***** PASSAGE TO READ
For more information, contact WSUGME at 313 577 0714 or the WSU Dept. of Family Medicine and Public Health Sciences at 248 601 4900.   https://familymedicine.med.wayne.edu/residency  

 

 

 

 

 

 

 

 

 

 

 

 

In 2017, the Michigan legislature appropriated funds for MIDOCS, a partnership among the state's Department of Health and Human Services and the medical schools at Wayne State University, Michigan State University, Central Michigan University, and Western Michigan University. 

MIDOCS is designed to encourage medical students to consider primary care by providing educational debt relief for those willing to make a long-term commitment to serve in a state-designated underserved community.  

MIDOCS will award $75,000 to those who complete residency training and subsequently practice for 2 years in underserved areas.  Residents must also agree to forego any subspecialty training for at least 2 years post-residency.  See the MIDOCS addendum to the WSUGME residency agreement here.

Holders of a J1 Visa waiver or an H-1B Visa are not eligible for MIDOCS.

For further information on the MIDOCS program, including details about eligibility, loan repayment, service obligation, and a FAQ section, see the statewide program websitehttps://www.michigandocs.org/

Here's a flyer about the MIDOCS Program in Michigan.
**********
***** GIVEN INFORMATION
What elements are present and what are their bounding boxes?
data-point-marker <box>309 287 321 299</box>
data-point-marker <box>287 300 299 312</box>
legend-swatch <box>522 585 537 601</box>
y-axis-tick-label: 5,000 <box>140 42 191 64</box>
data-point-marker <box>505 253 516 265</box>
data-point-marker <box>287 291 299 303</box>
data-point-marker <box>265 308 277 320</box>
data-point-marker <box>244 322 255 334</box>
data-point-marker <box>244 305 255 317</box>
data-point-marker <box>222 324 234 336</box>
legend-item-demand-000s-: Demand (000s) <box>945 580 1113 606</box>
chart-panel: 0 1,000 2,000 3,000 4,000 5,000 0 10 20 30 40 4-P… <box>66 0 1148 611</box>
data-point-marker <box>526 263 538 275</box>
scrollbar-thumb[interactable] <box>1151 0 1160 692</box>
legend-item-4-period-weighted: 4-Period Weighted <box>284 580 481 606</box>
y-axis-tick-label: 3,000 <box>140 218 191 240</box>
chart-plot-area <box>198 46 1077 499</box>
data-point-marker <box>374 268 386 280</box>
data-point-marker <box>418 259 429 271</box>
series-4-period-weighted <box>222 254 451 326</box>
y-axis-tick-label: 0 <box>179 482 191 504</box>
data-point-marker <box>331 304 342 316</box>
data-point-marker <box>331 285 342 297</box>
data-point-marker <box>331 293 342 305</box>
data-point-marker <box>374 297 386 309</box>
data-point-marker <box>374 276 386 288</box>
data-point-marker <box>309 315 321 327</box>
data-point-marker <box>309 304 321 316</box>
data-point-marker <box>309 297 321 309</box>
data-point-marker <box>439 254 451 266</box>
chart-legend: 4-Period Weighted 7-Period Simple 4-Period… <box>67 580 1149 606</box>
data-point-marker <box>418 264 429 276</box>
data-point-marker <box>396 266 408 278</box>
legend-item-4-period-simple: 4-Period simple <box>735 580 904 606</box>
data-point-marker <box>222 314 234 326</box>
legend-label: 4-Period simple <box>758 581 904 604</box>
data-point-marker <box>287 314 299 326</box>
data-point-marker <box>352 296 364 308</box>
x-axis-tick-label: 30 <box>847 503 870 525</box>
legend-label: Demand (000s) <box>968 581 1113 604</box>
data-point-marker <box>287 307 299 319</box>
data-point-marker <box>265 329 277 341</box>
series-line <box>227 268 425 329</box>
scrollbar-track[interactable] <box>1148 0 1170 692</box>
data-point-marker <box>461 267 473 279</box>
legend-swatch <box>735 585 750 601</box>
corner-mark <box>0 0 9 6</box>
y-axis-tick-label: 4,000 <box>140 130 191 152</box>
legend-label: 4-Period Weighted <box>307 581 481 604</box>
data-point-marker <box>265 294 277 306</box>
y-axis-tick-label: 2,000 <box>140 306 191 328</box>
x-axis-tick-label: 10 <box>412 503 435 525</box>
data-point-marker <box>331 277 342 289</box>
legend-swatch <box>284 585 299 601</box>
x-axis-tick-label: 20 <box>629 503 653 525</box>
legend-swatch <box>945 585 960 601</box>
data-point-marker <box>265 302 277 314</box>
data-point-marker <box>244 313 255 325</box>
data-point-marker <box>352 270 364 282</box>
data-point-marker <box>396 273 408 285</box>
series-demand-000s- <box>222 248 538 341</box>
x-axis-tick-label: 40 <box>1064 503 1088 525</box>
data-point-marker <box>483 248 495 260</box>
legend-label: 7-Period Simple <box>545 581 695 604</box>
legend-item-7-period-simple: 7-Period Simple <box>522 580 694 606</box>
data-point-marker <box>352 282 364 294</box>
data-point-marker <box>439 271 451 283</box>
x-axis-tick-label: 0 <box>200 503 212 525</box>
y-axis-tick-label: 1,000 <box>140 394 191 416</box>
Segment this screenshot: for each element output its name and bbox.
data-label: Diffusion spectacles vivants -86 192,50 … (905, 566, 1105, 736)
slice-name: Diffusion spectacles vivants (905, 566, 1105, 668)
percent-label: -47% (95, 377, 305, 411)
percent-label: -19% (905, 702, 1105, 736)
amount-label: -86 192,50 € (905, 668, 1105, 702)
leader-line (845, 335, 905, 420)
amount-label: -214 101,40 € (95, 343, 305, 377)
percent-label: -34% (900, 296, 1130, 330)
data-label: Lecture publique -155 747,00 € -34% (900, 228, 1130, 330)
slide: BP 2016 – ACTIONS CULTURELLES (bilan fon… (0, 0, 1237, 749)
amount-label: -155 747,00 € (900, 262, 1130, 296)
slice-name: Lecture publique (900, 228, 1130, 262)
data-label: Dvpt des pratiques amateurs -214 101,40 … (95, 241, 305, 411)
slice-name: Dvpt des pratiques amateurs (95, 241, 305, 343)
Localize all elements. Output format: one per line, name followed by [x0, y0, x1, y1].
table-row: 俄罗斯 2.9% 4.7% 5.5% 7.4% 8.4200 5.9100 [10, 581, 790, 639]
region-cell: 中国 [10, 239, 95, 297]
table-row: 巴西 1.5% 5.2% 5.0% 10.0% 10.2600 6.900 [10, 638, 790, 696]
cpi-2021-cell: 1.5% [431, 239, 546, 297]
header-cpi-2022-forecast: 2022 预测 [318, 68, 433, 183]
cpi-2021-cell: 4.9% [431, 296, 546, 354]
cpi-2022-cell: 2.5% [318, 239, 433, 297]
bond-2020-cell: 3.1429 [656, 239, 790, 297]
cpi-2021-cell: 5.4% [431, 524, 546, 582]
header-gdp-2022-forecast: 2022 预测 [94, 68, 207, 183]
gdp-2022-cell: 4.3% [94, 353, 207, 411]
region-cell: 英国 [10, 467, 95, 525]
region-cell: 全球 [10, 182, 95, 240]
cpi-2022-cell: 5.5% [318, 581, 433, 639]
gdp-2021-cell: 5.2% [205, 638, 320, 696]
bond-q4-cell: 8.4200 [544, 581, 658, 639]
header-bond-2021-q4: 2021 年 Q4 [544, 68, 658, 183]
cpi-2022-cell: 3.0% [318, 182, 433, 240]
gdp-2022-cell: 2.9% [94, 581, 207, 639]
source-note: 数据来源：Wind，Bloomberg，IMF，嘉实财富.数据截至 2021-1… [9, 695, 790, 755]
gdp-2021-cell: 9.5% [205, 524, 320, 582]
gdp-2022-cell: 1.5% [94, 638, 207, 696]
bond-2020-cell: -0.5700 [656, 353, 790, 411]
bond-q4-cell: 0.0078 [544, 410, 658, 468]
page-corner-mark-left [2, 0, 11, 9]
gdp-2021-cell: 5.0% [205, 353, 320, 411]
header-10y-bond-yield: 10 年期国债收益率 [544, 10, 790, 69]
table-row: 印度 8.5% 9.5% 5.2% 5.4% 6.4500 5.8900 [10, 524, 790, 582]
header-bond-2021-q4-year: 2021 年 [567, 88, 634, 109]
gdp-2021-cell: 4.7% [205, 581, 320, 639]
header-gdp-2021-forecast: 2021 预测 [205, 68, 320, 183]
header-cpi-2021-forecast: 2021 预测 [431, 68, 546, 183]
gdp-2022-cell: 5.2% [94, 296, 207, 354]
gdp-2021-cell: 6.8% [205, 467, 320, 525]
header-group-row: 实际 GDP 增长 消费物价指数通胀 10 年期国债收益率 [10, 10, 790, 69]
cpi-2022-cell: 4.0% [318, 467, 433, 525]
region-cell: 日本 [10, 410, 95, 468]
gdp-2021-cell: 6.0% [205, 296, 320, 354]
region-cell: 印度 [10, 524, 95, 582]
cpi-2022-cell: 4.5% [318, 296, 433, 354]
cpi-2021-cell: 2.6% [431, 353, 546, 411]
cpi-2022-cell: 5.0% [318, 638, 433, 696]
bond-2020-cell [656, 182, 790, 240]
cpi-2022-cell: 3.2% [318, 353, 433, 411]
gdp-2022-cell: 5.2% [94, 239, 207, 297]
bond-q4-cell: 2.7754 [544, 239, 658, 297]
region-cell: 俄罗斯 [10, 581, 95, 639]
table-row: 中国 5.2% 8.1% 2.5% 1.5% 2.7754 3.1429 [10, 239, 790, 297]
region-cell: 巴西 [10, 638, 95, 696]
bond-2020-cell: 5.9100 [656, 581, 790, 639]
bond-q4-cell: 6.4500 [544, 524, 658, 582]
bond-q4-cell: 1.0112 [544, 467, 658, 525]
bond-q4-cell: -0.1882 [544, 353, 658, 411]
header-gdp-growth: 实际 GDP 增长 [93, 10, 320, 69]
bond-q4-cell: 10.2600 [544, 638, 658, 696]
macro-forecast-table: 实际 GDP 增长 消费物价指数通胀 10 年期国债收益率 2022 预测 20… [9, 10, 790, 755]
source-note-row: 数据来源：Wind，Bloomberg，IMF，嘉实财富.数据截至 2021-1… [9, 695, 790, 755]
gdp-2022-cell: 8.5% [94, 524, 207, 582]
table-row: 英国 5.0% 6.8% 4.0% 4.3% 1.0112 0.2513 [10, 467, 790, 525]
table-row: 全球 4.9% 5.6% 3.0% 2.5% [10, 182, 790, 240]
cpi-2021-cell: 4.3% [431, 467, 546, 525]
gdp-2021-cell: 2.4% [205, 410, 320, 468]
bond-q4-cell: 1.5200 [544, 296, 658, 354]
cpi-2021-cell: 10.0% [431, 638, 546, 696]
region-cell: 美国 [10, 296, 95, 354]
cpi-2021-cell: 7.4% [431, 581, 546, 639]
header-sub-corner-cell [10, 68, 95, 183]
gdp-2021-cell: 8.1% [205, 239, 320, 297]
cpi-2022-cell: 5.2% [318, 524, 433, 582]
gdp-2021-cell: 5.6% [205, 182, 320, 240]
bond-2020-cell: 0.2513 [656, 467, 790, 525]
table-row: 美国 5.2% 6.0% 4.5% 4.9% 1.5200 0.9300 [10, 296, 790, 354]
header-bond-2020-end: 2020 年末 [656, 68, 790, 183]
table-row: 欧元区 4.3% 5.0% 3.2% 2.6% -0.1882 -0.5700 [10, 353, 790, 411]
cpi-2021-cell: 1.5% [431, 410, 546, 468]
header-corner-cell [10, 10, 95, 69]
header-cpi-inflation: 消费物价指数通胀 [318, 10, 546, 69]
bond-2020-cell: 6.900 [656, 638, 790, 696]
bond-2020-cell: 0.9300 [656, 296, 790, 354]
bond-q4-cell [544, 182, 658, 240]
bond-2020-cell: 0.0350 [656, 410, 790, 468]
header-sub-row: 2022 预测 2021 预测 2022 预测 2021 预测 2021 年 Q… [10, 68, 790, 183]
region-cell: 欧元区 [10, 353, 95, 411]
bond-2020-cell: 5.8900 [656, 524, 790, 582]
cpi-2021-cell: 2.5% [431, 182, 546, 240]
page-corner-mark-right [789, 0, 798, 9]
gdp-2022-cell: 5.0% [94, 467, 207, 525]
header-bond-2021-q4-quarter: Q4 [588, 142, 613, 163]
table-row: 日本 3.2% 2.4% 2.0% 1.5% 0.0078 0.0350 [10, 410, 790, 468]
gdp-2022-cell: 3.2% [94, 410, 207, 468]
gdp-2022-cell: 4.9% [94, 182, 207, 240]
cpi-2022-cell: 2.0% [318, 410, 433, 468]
**********
WHAT TO WORK ON:
1: In the MIDOCS passage, repeat word for word the part starting with "MIDOCS is designed" and going on through "state-designated underserved community.".
2: According to the MIDOCS passage, how much will MIDOCS award to those who complete residency training and then practice for 2 years in underserved areas?
3: Based on the MIDOCS passage, answer yes or no to each statement below, and quote the words of the passage that decide it.
(a) The Michigan legislature appropriated funds for MIDOCS in 2017.
(b) Holders of an H-1B Visa are eligible for MIDOCS.
(c) Residents must agree to forego subspecialty training for at least 2 years post-residency.

EXPECTED RESPONSES:
1:
MIDOCS is designed to encourage medical students to consider primary care by providing educational debt relief for those willing to make a long-term commitment to serve in a state-designated underserved community.

2: $75,000

3:
(a) Yes: "In 2017, the Michigan legislature appropriated funds for MIDOCS"
(b) No: "Holders of a J1 Visa waiver or an H-1B Visa are not eligible for MIDOCS."
(c) Yes: "Residents must also agree to forego any subspecialty training for at least 2 years post-residency."